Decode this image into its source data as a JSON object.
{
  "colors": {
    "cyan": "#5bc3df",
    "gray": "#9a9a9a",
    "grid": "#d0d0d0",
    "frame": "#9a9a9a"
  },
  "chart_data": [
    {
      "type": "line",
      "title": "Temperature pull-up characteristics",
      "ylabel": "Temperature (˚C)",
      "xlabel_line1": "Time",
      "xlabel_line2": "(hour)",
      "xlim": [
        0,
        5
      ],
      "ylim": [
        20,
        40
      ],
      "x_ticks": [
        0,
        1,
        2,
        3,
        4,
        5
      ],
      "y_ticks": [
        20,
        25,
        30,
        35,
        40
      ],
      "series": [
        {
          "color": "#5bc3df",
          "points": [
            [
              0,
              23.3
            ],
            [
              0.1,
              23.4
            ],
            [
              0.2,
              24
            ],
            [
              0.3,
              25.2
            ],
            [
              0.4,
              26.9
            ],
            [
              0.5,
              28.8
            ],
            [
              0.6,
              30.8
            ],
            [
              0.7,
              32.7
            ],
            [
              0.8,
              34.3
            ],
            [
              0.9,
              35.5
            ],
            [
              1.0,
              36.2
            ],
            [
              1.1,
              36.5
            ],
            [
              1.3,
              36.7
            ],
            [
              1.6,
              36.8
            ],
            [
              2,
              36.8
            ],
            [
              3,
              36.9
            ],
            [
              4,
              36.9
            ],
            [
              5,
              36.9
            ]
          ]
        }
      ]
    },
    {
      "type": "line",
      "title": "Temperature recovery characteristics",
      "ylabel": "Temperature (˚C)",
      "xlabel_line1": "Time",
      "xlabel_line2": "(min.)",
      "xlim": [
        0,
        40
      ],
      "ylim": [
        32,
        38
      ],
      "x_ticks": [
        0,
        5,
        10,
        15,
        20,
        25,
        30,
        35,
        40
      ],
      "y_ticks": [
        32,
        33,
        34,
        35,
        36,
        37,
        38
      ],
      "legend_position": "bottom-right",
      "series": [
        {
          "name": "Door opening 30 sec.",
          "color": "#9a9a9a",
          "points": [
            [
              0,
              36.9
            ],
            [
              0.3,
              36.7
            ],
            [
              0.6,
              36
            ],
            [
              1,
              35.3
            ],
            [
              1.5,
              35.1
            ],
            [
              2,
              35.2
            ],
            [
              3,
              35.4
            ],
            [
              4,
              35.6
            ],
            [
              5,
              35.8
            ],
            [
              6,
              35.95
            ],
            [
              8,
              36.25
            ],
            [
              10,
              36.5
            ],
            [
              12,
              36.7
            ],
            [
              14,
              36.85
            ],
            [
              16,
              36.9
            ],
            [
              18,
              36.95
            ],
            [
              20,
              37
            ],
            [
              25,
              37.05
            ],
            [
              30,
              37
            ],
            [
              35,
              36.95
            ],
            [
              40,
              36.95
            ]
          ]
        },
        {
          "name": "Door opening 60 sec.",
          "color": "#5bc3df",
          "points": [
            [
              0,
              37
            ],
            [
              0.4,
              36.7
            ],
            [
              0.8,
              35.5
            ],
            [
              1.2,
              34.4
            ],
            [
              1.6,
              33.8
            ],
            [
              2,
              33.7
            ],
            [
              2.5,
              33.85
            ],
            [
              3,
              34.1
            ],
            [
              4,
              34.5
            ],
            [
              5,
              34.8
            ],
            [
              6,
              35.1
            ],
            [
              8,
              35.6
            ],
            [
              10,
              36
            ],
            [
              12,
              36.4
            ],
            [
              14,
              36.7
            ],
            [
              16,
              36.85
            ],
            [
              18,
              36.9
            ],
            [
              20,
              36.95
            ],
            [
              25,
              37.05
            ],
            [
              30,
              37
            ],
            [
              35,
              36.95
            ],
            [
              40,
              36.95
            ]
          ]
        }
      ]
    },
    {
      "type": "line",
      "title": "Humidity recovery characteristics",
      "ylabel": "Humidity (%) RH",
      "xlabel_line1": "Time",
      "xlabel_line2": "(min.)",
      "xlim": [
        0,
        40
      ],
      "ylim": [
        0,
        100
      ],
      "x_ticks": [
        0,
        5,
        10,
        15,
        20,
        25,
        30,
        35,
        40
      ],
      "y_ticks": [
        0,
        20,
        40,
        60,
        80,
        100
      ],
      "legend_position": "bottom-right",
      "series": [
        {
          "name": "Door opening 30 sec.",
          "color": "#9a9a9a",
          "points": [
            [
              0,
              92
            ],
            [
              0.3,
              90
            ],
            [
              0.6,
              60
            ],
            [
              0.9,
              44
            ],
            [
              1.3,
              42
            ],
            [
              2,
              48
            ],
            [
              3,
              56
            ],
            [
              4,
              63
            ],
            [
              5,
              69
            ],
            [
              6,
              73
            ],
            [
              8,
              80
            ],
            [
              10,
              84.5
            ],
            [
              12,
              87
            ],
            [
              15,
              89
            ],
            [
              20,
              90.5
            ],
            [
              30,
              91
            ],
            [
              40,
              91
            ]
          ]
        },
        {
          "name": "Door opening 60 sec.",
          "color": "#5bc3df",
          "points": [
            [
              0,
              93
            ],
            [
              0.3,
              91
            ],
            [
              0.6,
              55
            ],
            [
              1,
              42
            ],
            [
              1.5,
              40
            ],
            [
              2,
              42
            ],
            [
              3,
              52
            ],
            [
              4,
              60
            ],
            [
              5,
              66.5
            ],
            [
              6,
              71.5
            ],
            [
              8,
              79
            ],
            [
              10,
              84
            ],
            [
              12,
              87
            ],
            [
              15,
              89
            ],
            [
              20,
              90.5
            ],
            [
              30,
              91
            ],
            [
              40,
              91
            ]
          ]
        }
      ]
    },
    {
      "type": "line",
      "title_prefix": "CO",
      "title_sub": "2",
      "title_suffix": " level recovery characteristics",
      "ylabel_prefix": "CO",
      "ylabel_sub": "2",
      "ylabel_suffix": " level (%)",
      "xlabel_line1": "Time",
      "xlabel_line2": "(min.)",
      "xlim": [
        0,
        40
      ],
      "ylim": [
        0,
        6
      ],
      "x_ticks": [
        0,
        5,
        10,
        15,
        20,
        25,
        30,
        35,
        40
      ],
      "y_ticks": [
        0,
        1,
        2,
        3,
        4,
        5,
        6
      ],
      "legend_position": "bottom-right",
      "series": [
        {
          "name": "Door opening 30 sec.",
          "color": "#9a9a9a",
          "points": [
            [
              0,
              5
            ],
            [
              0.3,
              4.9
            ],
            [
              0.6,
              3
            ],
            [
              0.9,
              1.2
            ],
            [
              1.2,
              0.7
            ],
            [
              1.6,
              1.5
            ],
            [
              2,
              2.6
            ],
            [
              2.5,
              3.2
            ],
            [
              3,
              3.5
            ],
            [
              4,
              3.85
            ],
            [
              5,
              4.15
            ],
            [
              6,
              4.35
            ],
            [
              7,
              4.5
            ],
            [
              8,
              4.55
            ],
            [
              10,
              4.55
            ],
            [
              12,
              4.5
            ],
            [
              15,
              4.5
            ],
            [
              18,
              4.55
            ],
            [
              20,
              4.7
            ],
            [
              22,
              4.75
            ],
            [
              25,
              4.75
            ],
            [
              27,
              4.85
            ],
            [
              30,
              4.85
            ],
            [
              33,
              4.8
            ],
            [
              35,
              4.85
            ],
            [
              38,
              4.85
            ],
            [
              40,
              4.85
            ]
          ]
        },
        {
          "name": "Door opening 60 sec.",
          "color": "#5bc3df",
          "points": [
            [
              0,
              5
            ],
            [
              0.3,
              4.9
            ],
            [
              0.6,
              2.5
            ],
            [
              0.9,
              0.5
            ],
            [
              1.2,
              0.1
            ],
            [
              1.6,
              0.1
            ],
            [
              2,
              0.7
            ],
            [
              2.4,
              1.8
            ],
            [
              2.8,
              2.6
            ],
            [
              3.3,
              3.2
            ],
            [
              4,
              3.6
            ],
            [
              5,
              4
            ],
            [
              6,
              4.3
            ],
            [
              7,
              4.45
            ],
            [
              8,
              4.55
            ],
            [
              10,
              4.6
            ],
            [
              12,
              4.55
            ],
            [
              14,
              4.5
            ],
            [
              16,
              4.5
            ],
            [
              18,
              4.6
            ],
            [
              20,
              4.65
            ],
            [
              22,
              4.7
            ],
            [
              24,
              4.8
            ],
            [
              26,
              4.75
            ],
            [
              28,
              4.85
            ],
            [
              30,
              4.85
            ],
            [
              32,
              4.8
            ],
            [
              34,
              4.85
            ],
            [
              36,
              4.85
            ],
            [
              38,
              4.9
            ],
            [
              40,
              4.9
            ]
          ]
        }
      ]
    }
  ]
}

■ ■ ■

Gather every line from the listing above in which the word "characteristics" appears.

FINISHED TASK —
      "title": "Temperature pull-up characteristics",
      "title": "Temperature recovery characteristics",
      "title": "Humidity recovery characteristics",
      "title_suffix": " level recovery characteristics",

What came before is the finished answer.